Pick out each line below containing "liat".

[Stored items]
==*==

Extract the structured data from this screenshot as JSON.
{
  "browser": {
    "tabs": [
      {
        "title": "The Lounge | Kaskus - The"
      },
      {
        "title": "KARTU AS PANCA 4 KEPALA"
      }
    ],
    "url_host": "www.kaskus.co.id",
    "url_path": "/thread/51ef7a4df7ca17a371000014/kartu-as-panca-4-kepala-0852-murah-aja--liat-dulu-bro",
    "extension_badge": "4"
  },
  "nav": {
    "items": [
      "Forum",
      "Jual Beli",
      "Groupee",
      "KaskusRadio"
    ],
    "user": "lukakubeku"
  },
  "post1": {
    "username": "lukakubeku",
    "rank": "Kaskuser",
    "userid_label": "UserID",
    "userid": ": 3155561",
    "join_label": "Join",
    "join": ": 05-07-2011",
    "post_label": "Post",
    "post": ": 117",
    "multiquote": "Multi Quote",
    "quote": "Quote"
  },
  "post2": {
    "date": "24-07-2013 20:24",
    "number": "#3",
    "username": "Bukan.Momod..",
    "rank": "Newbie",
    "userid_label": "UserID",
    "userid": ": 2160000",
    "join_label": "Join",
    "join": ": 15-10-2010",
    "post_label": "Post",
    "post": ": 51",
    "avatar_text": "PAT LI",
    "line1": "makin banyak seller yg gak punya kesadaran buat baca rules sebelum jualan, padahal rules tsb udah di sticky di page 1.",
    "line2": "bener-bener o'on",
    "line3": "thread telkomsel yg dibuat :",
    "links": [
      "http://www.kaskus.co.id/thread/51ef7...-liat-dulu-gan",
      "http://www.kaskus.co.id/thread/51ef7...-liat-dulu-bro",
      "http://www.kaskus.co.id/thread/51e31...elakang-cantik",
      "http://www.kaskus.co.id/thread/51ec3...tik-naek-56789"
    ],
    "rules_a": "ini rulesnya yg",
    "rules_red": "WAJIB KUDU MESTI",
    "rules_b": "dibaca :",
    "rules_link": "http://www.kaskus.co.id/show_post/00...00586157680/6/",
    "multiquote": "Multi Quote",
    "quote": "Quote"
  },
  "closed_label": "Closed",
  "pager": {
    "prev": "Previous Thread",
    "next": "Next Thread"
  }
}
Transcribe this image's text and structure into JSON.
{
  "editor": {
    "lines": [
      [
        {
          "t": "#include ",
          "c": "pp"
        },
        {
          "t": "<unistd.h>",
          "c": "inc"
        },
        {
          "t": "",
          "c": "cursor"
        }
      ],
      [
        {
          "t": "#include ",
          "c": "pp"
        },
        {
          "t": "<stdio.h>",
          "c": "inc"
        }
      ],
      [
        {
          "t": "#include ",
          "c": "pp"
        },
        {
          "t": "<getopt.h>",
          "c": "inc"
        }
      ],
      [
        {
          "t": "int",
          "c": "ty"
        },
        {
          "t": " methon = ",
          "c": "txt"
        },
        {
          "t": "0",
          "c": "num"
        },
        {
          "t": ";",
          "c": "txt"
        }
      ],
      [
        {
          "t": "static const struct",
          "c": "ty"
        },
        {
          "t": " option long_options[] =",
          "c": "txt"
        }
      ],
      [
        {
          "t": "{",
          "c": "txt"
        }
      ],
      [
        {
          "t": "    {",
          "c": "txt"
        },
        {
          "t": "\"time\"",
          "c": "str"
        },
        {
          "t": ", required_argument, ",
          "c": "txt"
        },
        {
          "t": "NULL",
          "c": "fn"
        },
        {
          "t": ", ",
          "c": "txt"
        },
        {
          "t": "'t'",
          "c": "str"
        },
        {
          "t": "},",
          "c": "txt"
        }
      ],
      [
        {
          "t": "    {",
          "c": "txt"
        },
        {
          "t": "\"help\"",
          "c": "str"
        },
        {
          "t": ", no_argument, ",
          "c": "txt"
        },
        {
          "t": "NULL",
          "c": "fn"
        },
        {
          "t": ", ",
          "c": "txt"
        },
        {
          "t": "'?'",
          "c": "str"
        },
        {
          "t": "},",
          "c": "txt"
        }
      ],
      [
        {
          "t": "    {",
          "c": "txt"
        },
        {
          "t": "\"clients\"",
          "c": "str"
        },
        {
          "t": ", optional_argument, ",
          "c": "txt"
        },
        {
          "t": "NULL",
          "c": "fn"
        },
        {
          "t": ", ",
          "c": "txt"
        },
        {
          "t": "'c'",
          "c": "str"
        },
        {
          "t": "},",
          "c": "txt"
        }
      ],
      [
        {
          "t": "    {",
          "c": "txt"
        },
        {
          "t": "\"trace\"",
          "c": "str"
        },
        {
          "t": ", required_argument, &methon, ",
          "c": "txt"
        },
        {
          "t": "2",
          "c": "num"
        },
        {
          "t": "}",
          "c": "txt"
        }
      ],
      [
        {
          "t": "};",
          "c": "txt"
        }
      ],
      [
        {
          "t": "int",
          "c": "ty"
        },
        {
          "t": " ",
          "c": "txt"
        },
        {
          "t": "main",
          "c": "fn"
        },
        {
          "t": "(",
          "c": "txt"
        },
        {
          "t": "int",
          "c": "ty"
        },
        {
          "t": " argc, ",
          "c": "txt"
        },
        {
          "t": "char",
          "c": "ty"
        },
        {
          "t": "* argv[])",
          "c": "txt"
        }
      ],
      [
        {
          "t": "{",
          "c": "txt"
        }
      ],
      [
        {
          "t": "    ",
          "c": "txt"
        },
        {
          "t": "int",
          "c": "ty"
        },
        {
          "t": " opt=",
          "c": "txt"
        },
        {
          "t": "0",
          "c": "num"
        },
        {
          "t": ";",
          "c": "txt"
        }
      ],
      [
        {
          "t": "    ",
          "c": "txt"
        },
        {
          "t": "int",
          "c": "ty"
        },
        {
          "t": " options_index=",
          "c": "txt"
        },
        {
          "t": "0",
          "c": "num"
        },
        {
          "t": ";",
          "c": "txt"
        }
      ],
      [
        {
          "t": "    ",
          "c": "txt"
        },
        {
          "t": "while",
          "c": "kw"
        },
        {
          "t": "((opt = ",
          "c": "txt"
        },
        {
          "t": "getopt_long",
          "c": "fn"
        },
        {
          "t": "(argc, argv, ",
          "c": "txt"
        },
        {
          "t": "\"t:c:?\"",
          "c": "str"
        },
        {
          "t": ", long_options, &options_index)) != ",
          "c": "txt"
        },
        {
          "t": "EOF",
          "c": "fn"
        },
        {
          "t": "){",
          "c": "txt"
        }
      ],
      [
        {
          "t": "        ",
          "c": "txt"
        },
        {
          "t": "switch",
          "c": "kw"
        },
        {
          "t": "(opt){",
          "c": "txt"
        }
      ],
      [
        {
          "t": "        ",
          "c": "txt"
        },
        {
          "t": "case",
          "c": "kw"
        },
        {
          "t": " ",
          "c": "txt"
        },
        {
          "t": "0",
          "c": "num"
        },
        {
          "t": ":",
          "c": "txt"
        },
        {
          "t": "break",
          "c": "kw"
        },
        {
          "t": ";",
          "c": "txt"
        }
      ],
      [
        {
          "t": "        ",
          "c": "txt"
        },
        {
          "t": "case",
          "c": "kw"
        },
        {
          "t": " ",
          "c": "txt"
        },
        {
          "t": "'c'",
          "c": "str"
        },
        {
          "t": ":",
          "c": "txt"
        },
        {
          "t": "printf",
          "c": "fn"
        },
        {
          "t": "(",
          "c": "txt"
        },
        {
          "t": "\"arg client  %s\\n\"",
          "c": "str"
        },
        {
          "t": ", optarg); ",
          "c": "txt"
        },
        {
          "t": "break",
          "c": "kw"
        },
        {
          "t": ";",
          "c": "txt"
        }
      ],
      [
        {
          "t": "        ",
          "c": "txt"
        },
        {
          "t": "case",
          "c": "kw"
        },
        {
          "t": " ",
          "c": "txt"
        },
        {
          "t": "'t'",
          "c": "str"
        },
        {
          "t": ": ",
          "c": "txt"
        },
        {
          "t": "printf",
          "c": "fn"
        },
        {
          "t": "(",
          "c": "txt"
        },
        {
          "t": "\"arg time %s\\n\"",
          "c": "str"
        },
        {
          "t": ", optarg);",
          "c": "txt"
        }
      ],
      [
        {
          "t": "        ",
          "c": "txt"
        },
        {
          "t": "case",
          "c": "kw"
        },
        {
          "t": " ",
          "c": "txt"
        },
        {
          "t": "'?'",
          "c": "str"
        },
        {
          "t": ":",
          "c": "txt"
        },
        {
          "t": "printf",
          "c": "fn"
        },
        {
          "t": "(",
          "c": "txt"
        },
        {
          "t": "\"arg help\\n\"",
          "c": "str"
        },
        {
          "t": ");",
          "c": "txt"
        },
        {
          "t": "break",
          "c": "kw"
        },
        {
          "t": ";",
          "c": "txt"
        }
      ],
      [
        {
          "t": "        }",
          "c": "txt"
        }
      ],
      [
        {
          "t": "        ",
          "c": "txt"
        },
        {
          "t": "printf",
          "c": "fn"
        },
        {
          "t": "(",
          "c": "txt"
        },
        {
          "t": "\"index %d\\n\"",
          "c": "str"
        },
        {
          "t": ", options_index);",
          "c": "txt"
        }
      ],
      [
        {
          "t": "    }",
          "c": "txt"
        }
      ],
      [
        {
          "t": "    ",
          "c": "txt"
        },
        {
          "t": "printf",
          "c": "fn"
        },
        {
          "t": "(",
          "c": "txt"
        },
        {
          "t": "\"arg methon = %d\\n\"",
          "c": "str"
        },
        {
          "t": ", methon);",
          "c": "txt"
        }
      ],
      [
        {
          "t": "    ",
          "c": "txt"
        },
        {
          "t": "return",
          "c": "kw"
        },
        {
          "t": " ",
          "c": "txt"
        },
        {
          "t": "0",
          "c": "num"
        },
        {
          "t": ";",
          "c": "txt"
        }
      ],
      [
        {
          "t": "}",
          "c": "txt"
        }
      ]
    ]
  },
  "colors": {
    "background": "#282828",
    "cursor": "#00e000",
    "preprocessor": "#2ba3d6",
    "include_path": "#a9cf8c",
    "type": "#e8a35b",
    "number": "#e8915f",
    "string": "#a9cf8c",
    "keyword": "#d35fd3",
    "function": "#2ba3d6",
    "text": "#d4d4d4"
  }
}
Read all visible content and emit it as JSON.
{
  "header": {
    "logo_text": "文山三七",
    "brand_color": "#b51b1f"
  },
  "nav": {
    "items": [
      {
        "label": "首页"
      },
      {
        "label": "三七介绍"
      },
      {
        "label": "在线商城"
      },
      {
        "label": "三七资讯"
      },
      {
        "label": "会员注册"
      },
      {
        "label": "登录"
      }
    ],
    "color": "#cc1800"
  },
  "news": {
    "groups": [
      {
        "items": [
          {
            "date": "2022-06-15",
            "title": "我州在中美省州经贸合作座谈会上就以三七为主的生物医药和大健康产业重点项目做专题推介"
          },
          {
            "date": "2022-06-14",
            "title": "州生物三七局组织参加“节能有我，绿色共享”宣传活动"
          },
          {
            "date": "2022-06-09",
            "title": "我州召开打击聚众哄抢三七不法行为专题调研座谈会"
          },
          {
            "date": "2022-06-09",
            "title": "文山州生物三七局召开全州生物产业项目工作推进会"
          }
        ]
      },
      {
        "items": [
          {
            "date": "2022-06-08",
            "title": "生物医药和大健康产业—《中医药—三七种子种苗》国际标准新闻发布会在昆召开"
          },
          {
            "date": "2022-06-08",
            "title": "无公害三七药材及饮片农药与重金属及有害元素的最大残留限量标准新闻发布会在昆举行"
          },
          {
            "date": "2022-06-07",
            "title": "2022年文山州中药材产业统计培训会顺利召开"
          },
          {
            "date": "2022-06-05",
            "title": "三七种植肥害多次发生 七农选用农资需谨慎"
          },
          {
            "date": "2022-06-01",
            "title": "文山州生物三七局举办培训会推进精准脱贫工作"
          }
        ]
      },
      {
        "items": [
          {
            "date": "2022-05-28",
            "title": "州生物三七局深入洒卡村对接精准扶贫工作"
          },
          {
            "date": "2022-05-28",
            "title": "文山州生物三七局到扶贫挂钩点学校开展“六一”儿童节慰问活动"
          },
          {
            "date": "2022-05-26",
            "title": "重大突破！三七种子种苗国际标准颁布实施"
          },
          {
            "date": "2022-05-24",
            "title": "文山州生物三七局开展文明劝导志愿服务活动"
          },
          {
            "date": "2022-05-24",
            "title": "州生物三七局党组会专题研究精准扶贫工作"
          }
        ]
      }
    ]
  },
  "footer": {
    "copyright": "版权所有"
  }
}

==*==

- [Final result]:
    "url_path": "/thread/51ef7a4df7ca17a371000014/kartu-as-panca-4-kepala-0852-murah-aja--liat-dulu-bro",
      "http://www.kaskus.co.id/thread/51ef7...-liat-dulu-gan",
      "http://www.kaskus.co.id/thread/51ef7...-liat-dulu-bro",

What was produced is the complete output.